● **Required task**: Copy every item below verbatim, one line per line, with nothing altered.

-- start of Stored rows --

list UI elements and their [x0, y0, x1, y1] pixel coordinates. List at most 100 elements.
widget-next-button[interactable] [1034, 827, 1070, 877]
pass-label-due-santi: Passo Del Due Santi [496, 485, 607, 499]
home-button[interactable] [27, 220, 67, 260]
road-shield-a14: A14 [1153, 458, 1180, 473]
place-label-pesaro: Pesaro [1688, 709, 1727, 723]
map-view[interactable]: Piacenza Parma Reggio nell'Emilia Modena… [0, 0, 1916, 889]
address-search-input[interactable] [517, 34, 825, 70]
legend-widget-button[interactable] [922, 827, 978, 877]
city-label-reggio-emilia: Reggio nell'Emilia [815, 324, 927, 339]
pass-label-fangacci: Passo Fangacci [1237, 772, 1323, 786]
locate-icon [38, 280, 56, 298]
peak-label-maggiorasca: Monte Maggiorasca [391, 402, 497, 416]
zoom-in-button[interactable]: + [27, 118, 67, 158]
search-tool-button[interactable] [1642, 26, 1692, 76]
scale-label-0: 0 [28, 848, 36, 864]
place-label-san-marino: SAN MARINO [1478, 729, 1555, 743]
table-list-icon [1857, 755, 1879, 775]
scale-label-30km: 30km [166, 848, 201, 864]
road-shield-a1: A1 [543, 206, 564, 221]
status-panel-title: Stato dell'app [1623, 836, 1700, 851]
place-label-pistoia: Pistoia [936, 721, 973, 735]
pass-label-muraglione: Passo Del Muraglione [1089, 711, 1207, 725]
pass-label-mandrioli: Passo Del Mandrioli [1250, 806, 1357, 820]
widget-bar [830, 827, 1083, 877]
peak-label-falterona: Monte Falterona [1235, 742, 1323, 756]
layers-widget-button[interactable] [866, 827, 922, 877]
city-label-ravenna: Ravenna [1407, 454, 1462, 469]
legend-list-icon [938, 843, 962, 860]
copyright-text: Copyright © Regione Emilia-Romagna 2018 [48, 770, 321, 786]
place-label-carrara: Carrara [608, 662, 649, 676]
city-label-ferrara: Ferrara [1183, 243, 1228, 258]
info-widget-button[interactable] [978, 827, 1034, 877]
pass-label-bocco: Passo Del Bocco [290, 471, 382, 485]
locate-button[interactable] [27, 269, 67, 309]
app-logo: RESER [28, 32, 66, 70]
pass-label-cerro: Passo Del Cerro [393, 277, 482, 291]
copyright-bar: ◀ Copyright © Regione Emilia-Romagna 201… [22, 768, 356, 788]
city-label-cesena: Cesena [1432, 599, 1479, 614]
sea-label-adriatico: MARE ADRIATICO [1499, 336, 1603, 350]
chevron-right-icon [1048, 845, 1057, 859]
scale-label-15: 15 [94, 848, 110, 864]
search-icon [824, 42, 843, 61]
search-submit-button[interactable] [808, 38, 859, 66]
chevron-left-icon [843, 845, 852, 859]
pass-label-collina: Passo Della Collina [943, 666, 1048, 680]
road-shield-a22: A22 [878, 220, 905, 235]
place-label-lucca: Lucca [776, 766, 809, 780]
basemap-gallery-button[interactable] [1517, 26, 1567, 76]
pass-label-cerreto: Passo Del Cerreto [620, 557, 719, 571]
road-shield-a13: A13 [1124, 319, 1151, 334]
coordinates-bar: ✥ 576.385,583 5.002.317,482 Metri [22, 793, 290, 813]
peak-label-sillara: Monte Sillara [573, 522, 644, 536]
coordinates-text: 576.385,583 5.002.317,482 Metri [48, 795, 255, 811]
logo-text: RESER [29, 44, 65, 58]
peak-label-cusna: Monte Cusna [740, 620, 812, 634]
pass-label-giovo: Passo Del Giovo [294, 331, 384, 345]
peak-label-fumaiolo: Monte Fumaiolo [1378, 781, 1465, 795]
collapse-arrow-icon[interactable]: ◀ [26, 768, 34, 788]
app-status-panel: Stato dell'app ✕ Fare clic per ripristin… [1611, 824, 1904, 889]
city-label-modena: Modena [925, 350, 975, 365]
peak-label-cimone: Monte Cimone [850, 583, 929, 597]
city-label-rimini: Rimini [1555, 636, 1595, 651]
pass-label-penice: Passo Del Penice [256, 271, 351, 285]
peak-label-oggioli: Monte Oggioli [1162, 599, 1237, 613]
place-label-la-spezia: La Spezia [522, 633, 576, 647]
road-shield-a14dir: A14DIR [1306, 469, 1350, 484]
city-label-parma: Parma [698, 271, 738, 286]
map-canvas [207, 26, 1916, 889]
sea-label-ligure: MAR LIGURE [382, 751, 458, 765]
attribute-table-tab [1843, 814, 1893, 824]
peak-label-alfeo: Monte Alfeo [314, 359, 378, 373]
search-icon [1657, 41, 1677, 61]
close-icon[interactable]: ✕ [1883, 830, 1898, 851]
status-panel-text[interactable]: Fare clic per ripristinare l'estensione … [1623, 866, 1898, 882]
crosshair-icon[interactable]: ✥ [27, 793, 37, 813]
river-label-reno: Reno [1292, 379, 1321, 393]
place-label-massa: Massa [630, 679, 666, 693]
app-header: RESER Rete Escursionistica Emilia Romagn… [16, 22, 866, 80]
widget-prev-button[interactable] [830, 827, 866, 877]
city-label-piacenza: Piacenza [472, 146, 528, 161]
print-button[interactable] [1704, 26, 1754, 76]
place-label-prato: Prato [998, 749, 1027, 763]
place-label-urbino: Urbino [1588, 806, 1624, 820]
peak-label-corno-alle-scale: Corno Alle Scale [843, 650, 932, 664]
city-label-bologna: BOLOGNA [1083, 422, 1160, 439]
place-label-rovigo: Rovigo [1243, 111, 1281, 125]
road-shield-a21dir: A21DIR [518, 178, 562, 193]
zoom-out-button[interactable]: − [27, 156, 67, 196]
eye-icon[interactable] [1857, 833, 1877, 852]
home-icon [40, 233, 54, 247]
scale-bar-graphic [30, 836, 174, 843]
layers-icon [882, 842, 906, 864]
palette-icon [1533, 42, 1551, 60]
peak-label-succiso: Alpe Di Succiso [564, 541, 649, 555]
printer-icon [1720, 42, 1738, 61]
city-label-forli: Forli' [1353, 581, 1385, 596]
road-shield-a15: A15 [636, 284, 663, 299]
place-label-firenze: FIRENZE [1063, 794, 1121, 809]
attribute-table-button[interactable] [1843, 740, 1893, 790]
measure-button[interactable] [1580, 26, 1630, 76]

-- end of Stored rows --

● **Reply to the task**:
list UI elements and their [x0, y0, x1, y1] pixel coordinates. List at most 100 elements.
widget-next-button[interactable] [1034, 827, 1070, 877]
pass-label-due-santi: Passo Del Due Santi [496, 485, 607, 499]
home-button[interactable] [27, 220, 67, 260]
road-shield-a14: A14 [1153, 458, 1180, 473]
place-label-pesaro: Pesaro [1688, 709, 1727, 723]
map-view[interactable]: Piacenza Parma Reggio nell'Emilia Modena… [0, 0, 1916, 889]
address-search-input[interactable] [517, 34, 825, 70]
legend-widget-button[interactable] [922, 827, 978, 877]
city-label-reggio-emilia: Reggio nell'Emilia [815, 324, 927, 339]
pass-label-fangacci: Passo Fangacci [1237, 772, 1323, 786]
locate-icon [38, 280, 56, 298]
peak-label-maggiorasca: Monte Maggiorasca [391, 402, 497, 416]
zoom-in-button[interactable]: + [27, 118, 67, 158]
search-tool-button[interactable] [1642, 26, 1692, 76]
scale-label-0: 0 [28, 848, 36, 864]
place-label-san-marino: SAN MARINO [1478, 729, 1555, 743]
table-list-icon [1857, 755, 1879, 775]
scale-label-30km: 30km [166, 848, 201, 864]
road-shield-a1: A1 [543, 206, 564, 221]
status-panel-title: Stato dell'app [1623, 836, 1700, 851]
place-label-pistoia: Pistoia [936, 721, 973, 735]
pass-label-muraglione: Passo Del Muraglione [1089, 711, 1207, 725]
pass-label-mandrioli: Passo Del Mandrioli [1250, 806, 1357, 820]
widget-bar [830, 827, 1083, 877]
peak-label-falterona: Monte Falterona [1235, 742, 1323, 756]
layers-widget-button[interactable] [866, 827, 922, 877]
city-label-ravenna: Ravenna [1407, 454, 1462, 469]
legend-list-icon [938, 843, 962, 860]
copyright-text: Copyright © Regione Emilia-Romagna 2018 [48, 770, 321, 786]
place-label-carrara: Carrara [608, 662, 649, 676]
city-label-ferrara: Ferrara [1183, 243, 1228, 258]
info-widget-button[interactable] [978, 827, 1034, 877]
pass-label-bocco: Passo Del Bocco [290, 471, 382, 485]
locate-button[interactable] [27, 269, 67, 309]
app-logo: RESER [28, 32, 66, 70]
pass-label-cerro: Passo Del Cerro [393, 277, 482, 291]
copyright-bar: ◀ Copyright © Regione Emilia-Romagna 201… [22, 768, 356, 788]
city-label-cesena: Cesena [1432, 599, 1479, 614]
sea-label-adriatico: MARE ADRIATICO [1499, 336, 1603, 350]
chevron-right-icon [1048, 845, 1057, 859]
scale-label-15: 15 [94, 848, 110, 864]
search-icon [824, 42, 843, 61]
search-submit-button[interactable] [808, 38, 859, 66]
chevron-left-icon [843, 845, 852, 859]
pass-label-collina: Passo Della Collina [943, 666, 1048, 680]
road-shield-a22: A22 [878, 220, 905, 235]
place-label-lucca: Lucca [776, 766, 809, 780]
basemap-gallery-button[interactable] [1517, 26, 1567, 76]
pass-label-cerreto: Passo Del Cerreto [620, 557, 719, 571]
road-shield-a13: A13 [1124, 319, 1151, 334]
coordinates-bar: ✥ 576.385,583 5.002.317,482 Metri [22, 793, 290, 813]
peak-label-sillara: Monte Sillara [573, 522, 644, 536]
coordinates-text: 576.385,583 5.002.317,482 Metri [48, 795, 255, 811]
logo-text: RESER [29, 44, 65, 58]
peak-label-cusna: Monte Cusna [740, 620, 812, 634]
pass-label-giovo: Passo Del Giovo [294, 331, 384, 345]
peak-label-fumaiolo: Monte Fumaiolo [1378, 781, 1465, 795]
collapse-arrow-icon[interactable]: ◀ [26, 768, 34, 788]
app-status-panel: Stato dell'app ✕ Fare clic per ripristin… [1611, 824, 1904, 889]
city-label-modena: Modena [925, 350, 975, 365]
peak-label-cimone: Monte Cimone [850, 583, 929, 597]
city-label-rimini: Rimini [1555, 636, 1595, 651]
pass-label-penice: Passo Del Penice [256, 271, 351, 285]
peak-label-oggioli: Monte Oggioli [1162, 599, 1237, 613]
place-label-la-spezia: La Spezia [522, 633, 576, 647]
road-shield-a14dir: A14DIR [1306, 469, 1350, 484]
city-label-parma: Parma [698, 271, 738, 286]
map-canvas [207, 26, 1916, 889]
sea-label-ligure: MAR LIGURE [382, 751, 458, 765]
attribute-table-tab [1843, 814, 1893, 824]
peak-label-alfeo: Monte Alfeo [314, 359, 378, 373]
search-icon [1657, 41, 1677, 61]
close-icon[interactable]: ✕ [1883, 830, 1898, 851]
status-panel-text[interactable]: Fare clic per ripristinare l'estensione … [1623, 866, 1898, 882]
crosshair-icon[interactable]: ✥ [27, 793, 37, 813]
river-label-reno: Reno [1292, 379, 1321, 393]
place-label-massa: Massa [630, 679, 666, 693]
app-header: RESER Rete Escursionistica Emilia Romagn… [16, 22, 866, 80]
widget-prev-button[interactable] [830, 827, 866, 877]
city-label-piacenza: Piacenza [472, 146, 528, 161]
print-button[interactable] [1704, 26, 1754, 76]
place-label-prato: Prato [998, 749, 1027, 763]
place-label-urbino: Urbino [1588, 806, 1624, 820]
peak-label-corno-alle-scale: Corno Alle Scale [843, 650, 932, 664]
city-label-bologna: BOLOGNA [1083, 422, 1160, 439]
place-label-rovigo: Rovigo [1243, 111, 1281, 125]
road-shield-a21dir: A21DIR [518, 178, 562, 193]
zoom-out-button[interactable]: − [27, 156, 67, 196]
eye-icon[interactable] [1857, 833, 1877, 852]
home-icon [40, 233, 54, 247]
scale-bar-graphic [30, 836, 174, 843]
layers-icon [882, 842, 906, 864]
palette-icon [1533, 42, 1551, 60]
peak-label-succiso: Alpe Di Succiso [564, 541, 649, 555]
printer-icon [1720, 42, 1738, 61]
city-label-forli: Forli' [1353, 581, 1385, 596]
road-shield-a15: A15 [636, 284, 663, 299]
place-label-firenze: FIRENZE [1063, 794, 1121, 809]
attribute-table-button[interactable] [1843, 740, 1893, 790]
measure-button[interactable] [1580, 26, 1630, 76]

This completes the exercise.